## Task brief
Return, word for word, every line that follows.

* start Record list *

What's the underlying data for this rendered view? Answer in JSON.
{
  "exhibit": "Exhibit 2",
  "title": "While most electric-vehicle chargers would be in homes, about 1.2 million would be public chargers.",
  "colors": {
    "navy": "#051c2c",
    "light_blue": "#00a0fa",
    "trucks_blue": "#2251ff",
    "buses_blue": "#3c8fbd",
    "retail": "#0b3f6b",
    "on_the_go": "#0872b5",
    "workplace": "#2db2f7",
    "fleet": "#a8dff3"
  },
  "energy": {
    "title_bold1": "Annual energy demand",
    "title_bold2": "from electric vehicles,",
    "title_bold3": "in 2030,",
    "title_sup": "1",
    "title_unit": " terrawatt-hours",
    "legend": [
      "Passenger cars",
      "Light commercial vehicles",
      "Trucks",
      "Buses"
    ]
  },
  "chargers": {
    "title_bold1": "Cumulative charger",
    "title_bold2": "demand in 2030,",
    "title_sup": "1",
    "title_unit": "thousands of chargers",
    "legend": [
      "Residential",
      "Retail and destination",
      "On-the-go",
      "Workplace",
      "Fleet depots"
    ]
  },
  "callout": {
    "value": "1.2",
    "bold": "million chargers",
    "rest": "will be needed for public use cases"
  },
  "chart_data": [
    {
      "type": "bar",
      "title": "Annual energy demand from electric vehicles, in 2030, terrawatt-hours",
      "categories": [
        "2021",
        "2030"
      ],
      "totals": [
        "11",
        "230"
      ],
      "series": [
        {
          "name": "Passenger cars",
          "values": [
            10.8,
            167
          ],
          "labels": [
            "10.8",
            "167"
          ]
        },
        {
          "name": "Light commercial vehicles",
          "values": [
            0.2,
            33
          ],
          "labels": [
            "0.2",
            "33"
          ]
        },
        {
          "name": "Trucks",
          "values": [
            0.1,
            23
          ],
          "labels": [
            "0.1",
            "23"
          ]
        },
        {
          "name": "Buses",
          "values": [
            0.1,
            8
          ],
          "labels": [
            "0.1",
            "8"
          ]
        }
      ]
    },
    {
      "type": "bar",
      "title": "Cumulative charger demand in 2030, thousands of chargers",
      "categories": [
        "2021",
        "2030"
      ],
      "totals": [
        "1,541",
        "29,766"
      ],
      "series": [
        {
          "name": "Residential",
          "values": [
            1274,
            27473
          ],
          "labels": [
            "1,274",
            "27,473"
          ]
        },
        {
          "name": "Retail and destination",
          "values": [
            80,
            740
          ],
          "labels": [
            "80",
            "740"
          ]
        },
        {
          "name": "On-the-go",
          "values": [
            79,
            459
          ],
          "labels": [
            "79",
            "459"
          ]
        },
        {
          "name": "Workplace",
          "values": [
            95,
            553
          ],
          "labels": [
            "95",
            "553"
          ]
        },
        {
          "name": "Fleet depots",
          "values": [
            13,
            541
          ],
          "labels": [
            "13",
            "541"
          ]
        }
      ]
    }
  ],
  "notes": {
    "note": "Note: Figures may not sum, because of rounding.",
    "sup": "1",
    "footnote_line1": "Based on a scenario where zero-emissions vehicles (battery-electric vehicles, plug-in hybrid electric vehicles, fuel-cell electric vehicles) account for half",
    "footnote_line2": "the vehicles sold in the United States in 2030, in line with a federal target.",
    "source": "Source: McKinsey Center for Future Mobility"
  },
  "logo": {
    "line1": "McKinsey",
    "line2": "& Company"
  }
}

* end Record list *

## Task answer
What's the underlying data for this rendered view? Answer in JSON.
{
  "exhibit": "Exhibit 2",
  "title": "While most electric-vehicle chargers would be in homes, about 1.2 million would be public chargers.",
  "colors": {
    "navy": "#051c2c",
    "light_blue": "#00a0fa",
    "trucks_blue": "#2251ff",
    "buses_blue": "#3c8fbd",
    "retail": "#0b3f6b",
    "on_the_go": "#0872b5",
    "workplace": "#2db2f7",
    "fleet": "#a8dff3"
  },
  "energy": {
    "title_bold1": "Annual energy demand",
    "title_bold2": "from electric vehicles,",
    "title_bold3": "in 2030,",
    "title_sup": "1",
    "title_unit": " terrawatt-hours",
    "legend": [
      "Passenger cars",
      "Light commercial vehicles",
      "Trucks",
      "Buses"
    ]
  },
  "chargers": {
    "title_bold1": "Cumulative charger",
    "title_bold2": "demand in 2030,",
    "title_sup": "1",
    "title_unit": "thousands of chargers",
    "legend": [
      "Residential",
      "Retail and destination",
      "On-the-go",
      "Workplace",
      "Fleet depots"
    ]
  },
  "callout": {
    "value": "1.2",
    "bold": "million chargers",
    "rest": "will be needed for public use cases"
  },
  "chart_data": [
    {
      "type": "bar",
      "title": "Annual energy demand from electric vehicles, in 2030, terrawatt-hours",
      "categories": [
        "2021",
        "2030"
      ],
      "totals": [
        "11",
        "230"
      ],
      "series": [
        {
          "name": "Passenger cars",
          "values": [
            10.8,
            167
          ],
          "labels": [
            "10.8",
            "167"
          ]
        },
        {
          "name": "Light commercial vehicles",
          "values": [
            0.2,
            33
          ],
          "labels": [
            "0.2",
            "33"
          ]
        },
        {
          "name": "Trucks",
          "values": [
            0.1,
            23
          ],
          "labels": [
            "0.1",
            "23"
          ]
        },
        {
          "name": "Buses",
          "values": [
            0.1,
            8
          ],
          "labels": [
            "0.1",
            "8"
          ]
        }
      ]
    },
    {
      "type": "bar",
      "title": "Cumulative charger demand in 2030, thousands of chargers",
      "categories": [
        "2021",
        "2030"
      ],
      "totals": [
        "1,541",
        "29,766"
      ],
      "series": [
        {
          "name": "Residential",
          "values": [
            1274,
            27473
          ],
          "labels": [
            "1,274",
            "27,473"
          ]
        },
        {
          "name": "Retail and destination",
          "values": [
            80,
            740
          ],
          "labels": [
            "80",
            "740"
          ]
        },
        {
          "name": "On-the-go",
          "values": [
            79,
            459
          ],
          "labels": [
            "79",
            "459"
          ]
        },
        {
          "name": "Workplace",
          "values": [
            95,
            553
          ],
          "labels": [
            "95",
            "553"
          ]
        },
        {
          "name": "Fleet depots",
          "values": [
            13,
            541
          ],
          "labels": [
            "13",
            "541"
          ]
        }
      ]
    }
  ],
  "notes": {
    "note": "Note: Figures may not sum, because of rounding.",
    "sup": "1",
    "footnote_line1": "Based on a scenario where zero-emissions vehicles (battery-electric vehicles, plug-in hybrid electric vehicles, fuel-cell electric vehicles) account for half",
    "footnote_line2": "the vehicles sold in the United States in 2030, in line with a federal target.",
    "source": "Source: McKinsey Center for Future Mobility"
  },
  "logo": {
    "line1": "McKinsey",
    "line2": "& Company"
  }
}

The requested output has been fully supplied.